--- BEGIN MATERIALS PROVIDED ---

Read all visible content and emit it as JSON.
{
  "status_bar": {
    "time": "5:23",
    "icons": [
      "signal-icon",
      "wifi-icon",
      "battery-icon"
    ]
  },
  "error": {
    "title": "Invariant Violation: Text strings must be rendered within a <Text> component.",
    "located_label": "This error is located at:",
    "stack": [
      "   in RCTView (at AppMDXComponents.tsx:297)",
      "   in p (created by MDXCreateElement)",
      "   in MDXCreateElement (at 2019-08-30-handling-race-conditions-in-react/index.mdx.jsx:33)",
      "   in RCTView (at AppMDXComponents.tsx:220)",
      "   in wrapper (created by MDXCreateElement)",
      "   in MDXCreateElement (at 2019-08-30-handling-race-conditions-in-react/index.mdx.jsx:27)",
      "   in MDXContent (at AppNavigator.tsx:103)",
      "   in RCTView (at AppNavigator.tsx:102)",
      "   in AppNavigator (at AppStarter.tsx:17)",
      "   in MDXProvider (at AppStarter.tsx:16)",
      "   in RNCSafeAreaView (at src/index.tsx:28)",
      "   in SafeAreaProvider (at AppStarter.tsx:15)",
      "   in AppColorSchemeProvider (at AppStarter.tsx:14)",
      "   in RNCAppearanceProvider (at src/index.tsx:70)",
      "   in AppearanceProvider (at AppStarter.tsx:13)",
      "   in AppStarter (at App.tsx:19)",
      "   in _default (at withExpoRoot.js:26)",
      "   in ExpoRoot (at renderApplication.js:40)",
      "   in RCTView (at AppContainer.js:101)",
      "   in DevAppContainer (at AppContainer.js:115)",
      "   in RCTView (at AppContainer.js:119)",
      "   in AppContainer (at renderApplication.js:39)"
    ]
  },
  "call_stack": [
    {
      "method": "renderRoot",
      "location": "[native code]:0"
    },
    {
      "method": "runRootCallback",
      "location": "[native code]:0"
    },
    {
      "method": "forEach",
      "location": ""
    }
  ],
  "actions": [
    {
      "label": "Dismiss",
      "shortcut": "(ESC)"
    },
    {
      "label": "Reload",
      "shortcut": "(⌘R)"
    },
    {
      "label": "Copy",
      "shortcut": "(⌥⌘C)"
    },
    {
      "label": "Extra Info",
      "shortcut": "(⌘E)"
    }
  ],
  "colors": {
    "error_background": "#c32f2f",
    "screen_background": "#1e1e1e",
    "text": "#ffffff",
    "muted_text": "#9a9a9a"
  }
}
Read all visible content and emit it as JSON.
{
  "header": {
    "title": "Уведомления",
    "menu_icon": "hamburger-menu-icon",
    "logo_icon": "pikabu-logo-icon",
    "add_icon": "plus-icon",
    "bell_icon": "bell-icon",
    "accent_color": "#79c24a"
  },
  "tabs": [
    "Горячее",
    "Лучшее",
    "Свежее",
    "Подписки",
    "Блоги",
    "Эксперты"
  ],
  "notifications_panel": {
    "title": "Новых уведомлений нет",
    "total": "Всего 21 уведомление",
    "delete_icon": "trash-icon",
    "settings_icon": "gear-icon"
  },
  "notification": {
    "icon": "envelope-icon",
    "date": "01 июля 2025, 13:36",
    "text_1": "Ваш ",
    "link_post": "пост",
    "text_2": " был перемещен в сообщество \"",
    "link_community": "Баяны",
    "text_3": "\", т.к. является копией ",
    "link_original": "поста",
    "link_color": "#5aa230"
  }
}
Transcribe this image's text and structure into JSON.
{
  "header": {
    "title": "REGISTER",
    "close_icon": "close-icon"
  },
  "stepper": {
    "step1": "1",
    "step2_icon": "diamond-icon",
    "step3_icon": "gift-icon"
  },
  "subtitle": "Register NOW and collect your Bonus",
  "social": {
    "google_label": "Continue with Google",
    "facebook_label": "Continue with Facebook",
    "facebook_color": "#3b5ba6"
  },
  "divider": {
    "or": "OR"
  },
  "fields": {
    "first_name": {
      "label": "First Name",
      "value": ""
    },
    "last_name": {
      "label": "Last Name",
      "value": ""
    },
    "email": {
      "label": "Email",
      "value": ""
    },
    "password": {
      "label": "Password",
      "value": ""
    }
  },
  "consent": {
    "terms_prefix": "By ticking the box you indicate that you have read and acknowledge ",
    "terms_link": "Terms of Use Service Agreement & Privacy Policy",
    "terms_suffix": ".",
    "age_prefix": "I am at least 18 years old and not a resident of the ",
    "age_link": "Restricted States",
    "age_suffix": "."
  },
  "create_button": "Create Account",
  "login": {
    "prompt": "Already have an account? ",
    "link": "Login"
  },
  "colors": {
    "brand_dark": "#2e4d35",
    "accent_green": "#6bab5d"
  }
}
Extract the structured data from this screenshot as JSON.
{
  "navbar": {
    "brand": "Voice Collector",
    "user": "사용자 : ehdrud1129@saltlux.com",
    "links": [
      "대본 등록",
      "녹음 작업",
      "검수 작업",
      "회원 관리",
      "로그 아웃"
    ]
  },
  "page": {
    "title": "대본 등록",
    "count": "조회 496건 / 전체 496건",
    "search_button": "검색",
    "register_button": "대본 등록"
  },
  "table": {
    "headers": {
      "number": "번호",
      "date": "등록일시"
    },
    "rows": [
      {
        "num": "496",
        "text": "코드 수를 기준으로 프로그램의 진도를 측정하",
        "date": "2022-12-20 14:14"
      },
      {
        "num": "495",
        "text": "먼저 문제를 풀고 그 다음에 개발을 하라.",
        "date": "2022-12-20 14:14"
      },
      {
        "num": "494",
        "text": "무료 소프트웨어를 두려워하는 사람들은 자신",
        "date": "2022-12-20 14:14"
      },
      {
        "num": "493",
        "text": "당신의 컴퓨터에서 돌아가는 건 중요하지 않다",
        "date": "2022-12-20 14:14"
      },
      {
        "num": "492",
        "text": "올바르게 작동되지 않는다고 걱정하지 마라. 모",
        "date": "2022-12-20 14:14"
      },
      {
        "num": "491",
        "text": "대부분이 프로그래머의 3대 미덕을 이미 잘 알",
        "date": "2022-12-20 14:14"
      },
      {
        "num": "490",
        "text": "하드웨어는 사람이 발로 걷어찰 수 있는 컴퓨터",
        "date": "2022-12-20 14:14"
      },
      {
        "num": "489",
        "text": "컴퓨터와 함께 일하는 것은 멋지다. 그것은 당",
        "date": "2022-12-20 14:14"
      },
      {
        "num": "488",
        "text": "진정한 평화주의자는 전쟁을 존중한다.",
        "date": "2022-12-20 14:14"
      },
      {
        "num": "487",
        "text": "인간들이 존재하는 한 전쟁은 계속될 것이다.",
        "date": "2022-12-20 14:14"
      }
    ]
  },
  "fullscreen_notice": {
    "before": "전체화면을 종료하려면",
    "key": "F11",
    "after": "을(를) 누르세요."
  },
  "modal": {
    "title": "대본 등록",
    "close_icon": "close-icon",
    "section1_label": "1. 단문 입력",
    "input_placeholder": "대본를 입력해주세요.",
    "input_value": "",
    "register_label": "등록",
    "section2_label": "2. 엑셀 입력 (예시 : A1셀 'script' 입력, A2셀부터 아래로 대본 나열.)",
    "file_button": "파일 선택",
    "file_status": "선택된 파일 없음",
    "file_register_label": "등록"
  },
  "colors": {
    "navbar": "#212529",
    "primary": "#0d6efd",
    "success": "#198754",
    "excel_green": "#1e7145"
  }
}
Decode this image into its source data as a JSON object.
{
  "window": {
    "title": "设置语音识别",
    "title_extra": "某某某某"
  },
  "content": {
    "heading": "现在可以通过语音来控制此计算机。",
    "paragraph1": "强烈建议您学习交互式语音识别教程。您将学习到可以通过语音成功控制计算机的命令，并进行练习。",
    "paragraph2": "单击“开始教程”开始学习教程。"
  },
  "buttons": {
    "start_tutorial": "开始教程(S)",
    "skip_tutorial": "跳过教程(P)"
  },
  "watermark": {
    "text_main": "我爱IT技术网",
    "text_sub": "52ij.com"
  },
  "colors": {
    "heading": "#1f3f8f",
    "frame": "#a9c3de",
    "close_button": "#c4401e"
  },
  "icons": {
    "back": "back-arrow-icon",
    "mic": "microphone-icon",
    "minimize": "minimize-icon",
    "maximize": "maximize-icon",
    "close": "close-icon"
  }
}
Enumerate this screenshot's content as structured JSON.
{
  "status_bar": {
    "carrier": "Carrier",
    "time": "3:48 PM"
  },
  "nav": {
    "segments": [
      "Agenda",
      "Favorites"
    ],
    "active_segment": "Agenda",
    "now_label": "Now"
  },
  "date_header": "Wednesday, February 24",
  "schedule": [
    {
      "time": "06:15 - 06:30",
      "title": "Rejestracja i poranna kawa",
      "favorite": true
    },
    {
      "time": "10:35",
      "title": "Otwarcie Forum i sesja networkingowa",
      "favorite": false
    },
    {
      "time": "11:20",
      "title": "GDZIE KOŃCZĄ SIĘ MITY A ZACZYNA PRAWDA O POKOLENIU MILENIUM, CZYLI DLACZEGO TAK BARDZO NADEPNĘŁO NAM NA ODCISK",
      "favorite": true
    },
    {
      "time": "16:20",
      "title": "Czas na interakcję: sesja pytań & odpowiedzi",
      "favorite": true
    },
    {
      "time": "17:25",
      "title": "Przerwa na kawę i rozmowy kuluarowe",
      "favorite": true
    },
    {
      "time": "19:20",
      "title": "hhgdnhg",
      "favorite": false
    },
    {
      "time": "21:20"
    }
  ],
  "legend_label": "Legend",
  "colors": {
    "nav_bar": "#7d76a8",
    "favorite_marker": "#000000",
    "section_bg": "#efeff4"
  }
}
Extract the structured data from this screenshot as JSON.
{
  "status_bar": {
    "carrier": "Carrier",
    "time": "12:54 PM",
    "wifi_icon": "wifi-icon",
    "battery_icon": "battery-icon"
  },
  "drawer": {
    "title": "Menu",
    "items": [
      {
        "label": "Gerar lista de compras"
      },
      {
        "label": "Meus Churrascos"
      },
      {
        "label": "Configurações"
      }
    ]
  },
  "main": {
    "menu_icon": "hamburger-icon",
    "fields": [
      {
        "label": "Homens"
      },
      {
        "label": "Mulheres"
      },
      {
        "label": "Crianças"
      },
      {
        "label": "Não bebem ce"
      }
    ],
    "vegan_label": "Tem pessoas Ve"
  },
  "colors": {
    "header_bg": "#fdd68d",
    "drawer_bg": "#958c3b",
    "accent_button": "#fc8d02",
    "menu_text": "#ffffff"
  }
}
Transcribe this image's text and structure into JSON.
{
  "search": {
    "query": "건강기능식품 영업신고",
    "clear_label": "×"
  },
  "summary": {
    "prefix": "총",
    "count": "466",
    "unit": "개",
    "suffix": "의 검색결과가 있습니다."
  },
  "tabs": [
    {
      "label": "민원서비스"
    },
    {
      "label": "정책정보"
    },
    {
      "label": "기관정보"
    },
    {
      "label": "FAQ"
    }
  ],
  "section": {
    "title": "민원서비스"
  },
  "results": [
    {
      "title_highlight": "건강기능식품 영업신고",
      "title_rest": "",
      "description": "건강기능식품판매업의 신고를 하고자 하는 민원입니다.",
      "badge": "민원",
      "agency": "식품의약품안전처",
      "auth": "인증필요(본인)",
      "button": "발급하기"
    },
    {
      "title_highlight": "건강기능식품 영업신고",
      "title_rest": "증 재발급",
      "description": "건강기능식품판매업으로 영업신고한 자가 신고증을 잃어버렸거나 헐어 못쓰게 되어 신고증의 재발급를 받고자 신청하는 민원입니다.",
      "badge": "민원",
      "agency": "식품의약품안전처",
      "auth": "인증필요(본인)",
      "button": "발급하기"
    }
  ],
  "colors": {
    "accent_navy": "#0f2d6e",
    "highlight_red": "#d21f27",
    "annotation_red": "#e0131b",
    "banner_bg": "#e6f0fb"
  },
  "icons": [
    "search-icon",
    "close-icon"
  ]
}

--- END MATERIALS PROVIDED ---

▶ EXERCISE
Find all lines with "conditions" in them and copy each one.

▶ RESPONSE BELOW
      "   in MDXCreateElement (at 2019-08-30-handling-race-conditions-in-react/index.mdx.jsx:33)",
      "   in MDXCreateElement (at 2019-08-30-handling-race-conditions-in-react/index.mdx.jsx:27)",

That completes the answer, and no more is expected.